__Data excerpts__
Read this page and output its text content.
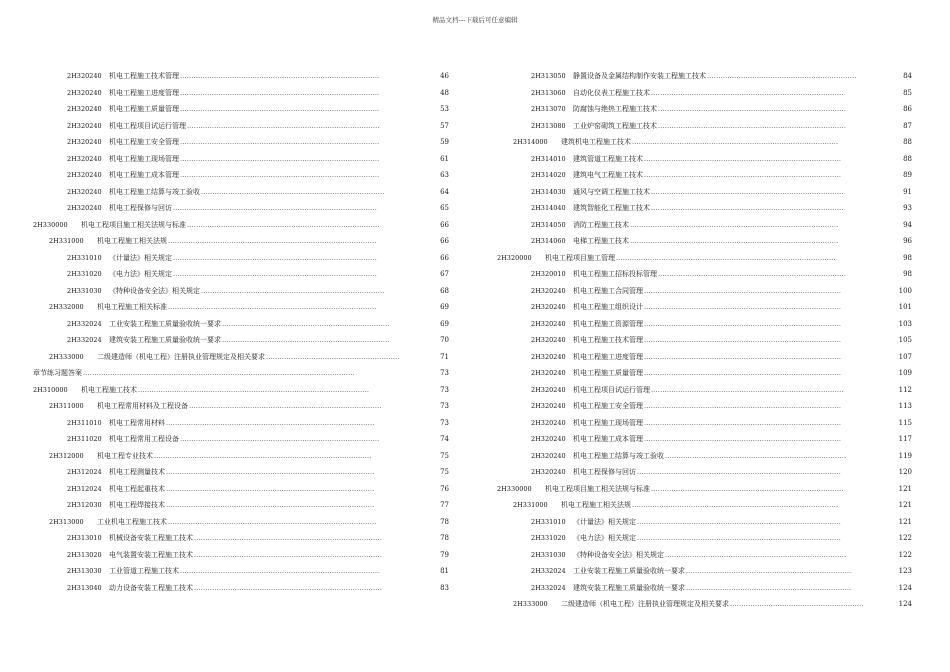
精品文档---下载后可任意编辑
2H320240 机电工程施工技术管理 ........................................................................................	46
2H320240 机电工程施工进度管理 ........................................................................................	48
2H320240 机电工程施工质量管理 ........................................................................................	53
2H320240 机电工程项目试运行管理 .....................................................................................	57
2H320240 机电工程施工安全管理 ........................................................................................	59
2H320240 机电工程施工现场管理 ........................................................................................	61
2H320240 机电工程施工成本管理 ........................................................................................	63
2H320240 机电工程施工结算与竣工验收 .................................................................................	64
2H320240 机电工程保修与回访 ..........................................................................................	65
2H330000 机电工程项目施工相关法规与标准 .....................................................................................	66
2H331000 机电工程施工相关法规 ............................................................................................	66
2H331010 《计量法》相关规定 ..........................................................................................	66
2H331020 《电力法》相关规定 ..........................................................................................	67
2H331030 《特种设备安全法》相关规定 .................................................................................	68
2H332000 机电工程施工相关标准 ............................................................................................	69
2H332024 工业安装工程施工质量验收统一要求 ..........................................................................	69
2H332024 建筑安装工程施工质量验收统一要求 ..........................................................................	70
2H333000 二级建造师（机电工程）注册执业管理规定及相关要求 ...........................................................	71
章节练习题答案 ........................................................................................................................	73
2H310000 机电工程施工技术 ......................................................................................................	73
2H311000 机电工程常用材料及工程设备 .....................................................................................	73
2H311010 机电工程常用材料 ............................................................................................	73
2H311020 机电工程常用工程设备 ........................................................................................	74
2H312000 机电工程专业技术 ................................................................................................	75
2H312024 机电工程测量技术 ............................................................................................	75
2H312024 机电工程起重技术 ............................................................................................	76
2H312030 机电工程焊接技术 ............................................................................................	77
2H313000 工业机电工程施工技术 ............................................................................................	78
2H313010 机械设备安装工程施工技术 ...................................................................................	78
2H313020 电气装置安装工程施工技术 ...................................................................................	79
2H313030 工业管道工程施工技术 ........................................................................................	81
2H313040 动力设备安装工程施工技术 ...................................................................................	83
2H313050 静置设备及金属结构制作安装工程施工技术 ..................................................................	84
2H313060 自动化仪表工程施工技术 .....................................................................................	85
2H313070 防腐蚀与绝热工程施工技术 ...................................................................................	86
2H313080 工业炉窑砌筑工程施工技术 ...................................................................................	87
2H314000 建筑机电工程施工技术 ...........................................................................................	88
2H314010 建筑管道工程施工技术 .......................................................................................	88
2H314020 建筑电气工程施工技术 .......................................................................................	89
2H314030 通风与空调工程施工技术 .....................................................................................	91
2H314040 建筑智能化工程施工技术 .....................................................................................	93
2H314050 消防工程施工技术 ............................................................................................	94
2H314060 电梯工程施工技术 ............................................................................................	96
2H320000 机电工程项目施工管理 .................................................................................................	98
2H320010 机电工程施工招标投标管理 ...................................................................................	98
2H320240 机电工程施工合同管理 .......................................................................................	100
2H320240 机电工程施工组织设计 .......................................................................................	101
2H320240 机电工程施工资源管理 .......................................................................................	103
2H320240 机电工程施工技术管理 .......................................................................................	105
2H320240 机电工程施工进度管理 .......................................................................................	107
2H320240 机电工程施工质量管理 .......................................................................................	109
2H320240 机电工程项目试运行管理 .....................................................................................	112
2H320240 机电工程施工安全管理 .......................................................................................	113
2H320240 机电工程施工现场管理 .......................................................................................	115
2H320240 机电工程施工成本管理 .......................................................................................	117
2H320240 机电工程施工结算与竣工验收 ................................................................................	119
2H320240 机电工程保修与回访 ..........................................................................................	120
2H330000 机电工程项目施工相关法规与标准 .....................................................................................	121
2H331000 机电工程施工相关法规 ...........................................................................................	121
2H331010 《计量法》相关规定 ..........................................................................................	121
2H331020 《电力法》相关规定 ..........................................................................................	122
2H331030 《特种设备安全法》相关规定 ................................................................................	122
2H332024 工业安装工程施工质量验收统一要求 .........................................................................	123
2H332024 建筑安装工程施工质量验收统一要求 .........................................................................	124
2H333000 二级建造师（机电工程）注册执业管理规定及相关要求 ...........................................................	124
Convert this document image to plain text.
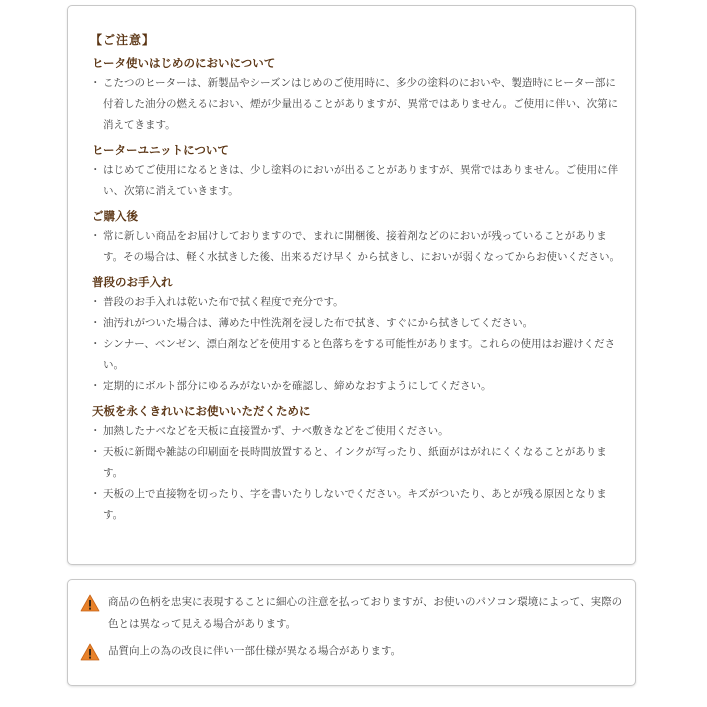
【ご注意】
ヒータ使いはじめのにおいについて
・ こたつのヒーターは、新製品やシーズンはじめのご使用時に、多少の塗料のにおいや、製造時にヒーター部に付着した油分の燃えるにおい、煙が少量出ることがありますが、異常ではありません。ご使用に伴い、次第に消えてきます。
ヒーターユニットについて
・ はじめてご使用になるときは、少し塗料のにおいが出ることがありますが、異常ではありません。ご使用に伴い、次第に消えていきます。
ご購入後
・ 常に新しい商品をお届けしておりますので、まれに開梱後、接着剤などのにおいが残っていることがあります。その場合は、軽く水拭きした後、出来るだけ早く から拭きし、においが弱くなってからお使いください。
普段のお手入れ
・ 普段のお手入れは乾いた布で拭く程度で充分です。
・ 油汚れがついた場合は、薄めた中性洗剤を浸した布で拭き、すぐにから拭きしてください。
・ シンナー、ベンゼン、漂白剤などを使用すると色落ちをする可能性があります。これらの使用はお避けください。
・ 定期的にボルト部分にゆるみがないかを確認し、締めなおすようにしてください。
天板を永くきれいにお使いいただくために
・ 加熱したナベなどを天板に直接置かず、ナベ敷きなどをご使用ください。
・ 天板に新聞や雑誌の印刷面を長時間放置すると、インクが写ったり、紙面がはがれにくくなることがあります。
・ 天板の上で直接物を切ったり、字を書いたりしないでください。キズがついたり、あとが残る原因となります。
商品の色柄を忠実に表現することに細心の注意を払っておりますが、お使いのパソコン環境によって、実際の色とは異なって見える場合があります。
品質向上の為の改良に伴い一部仕様が異なる場合があります。
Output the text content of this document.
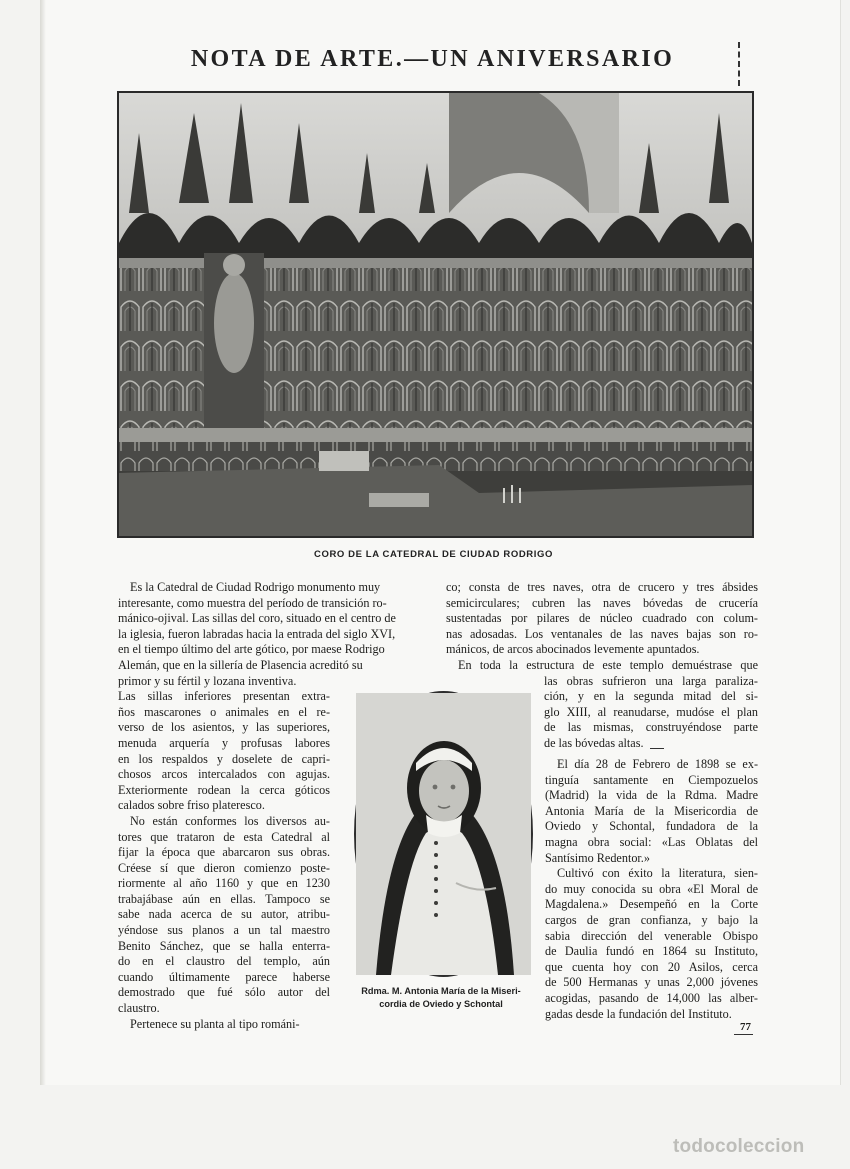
NOTA DE ARTE.—UN ANIVERSARIO
CORO DE LA CATEDRAL DE CIUDAD RODRIGO
Es la Catedral de Ciudad Rodrigo monumento muy
interesante, como muestra del período de transición ro-
mánico-ojival. Las sillas del coro, situado en el centro de
la iglesia, fueron labradas hacia la entrada del siglo XVI,
en el tiempo último del arte gótico, por maese Rodrigo
Alemán, que en la sillería de Plasencia acreditó su
primor y su fértil y lozana inventiva.
Las sillas inferiores presentan extra-
ños mascarones o animales en el re-
verso de los asientos, y las superiores,
menuda arquería y profusas labores
en los respaldos y doselete de capri-
chosos arcos intercalados con agujas.
Exteriormente rodean la cerca góticos
calados sobre friso plateresco.
No están conformes los diversos au-
tores que trataron de esta Catedral al
fijar la época que abarcaron sus obras.
Créese sí que dieron comienzo poste-
riormente al año 1160 y que en 1230
trabajábase aún en ellas. Tampoco se
sabe nada acerca de su autor, atribu-
yéndose sus planos a un tal maestro
Benito Sánchez, que se halla enterra-
do en el claustro del templo, aún
cuando últimamente parece haberse
demostrado que fué sólo autor del
claustro.
Pertenece su planta al tipo románi-
co; consta de tres naves, otra de crucero y tres ábsides
semicirculares; cubren las naves bóvedas de crucería
sustentadas por pilares de núcleo cuadrado con colum-
nas adosadas. Los ventanales de las naves bajas son ro-
mánicos, de arcos abocinados levemente apuntados.
En toda la estructura de este templo demuéstrase que
las obras sufrieron una larga paraliza-
ción, y en la segunda mitad del si-
glo XIII, al reanudarse, mudóse el plan
de las mismas, construyéndose parte
de las bóvedas altas.
El día 28 de Febrero de 1898 se ex-
tinguía santamente en Ciempozuelos
(Madrid) la vida de la Rdma. Madre
Antonia María de la Misericordia de
Oviedo y Schontal, fundadora de la
magna obra social: «Las Oblatas del
Santísimo Redentor.»
Cultivó con éxito la literatura, sien-
do muy conocida su obra «El Moral de
Magdalena.» Desempeñó en la Corte
cargos de gran confianza, y bajo la
sabia dirección del venerable Obispo
de Daulia fundó en 1864 su Instituto,
que cuenta hoy con 20 Asilos, cerca
de 500 Hermanas y unas 2,000 jóvenes
acogidas, pasando de 14,000 las alber-
gadas desde la fundación del Instituto.
Rdma. M. Antonia María de la Miseri-
cordia de Oviedo y Schontal
77
todocoleccion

__Task goal__
Find the word "机电工程施工进度管理" and list each line it appears in.

__Task solution__
2H320240 机电工程施工进度管理 ........................................................................................	48
2H320240 机电工程施工进度管理 .......................................................................................	107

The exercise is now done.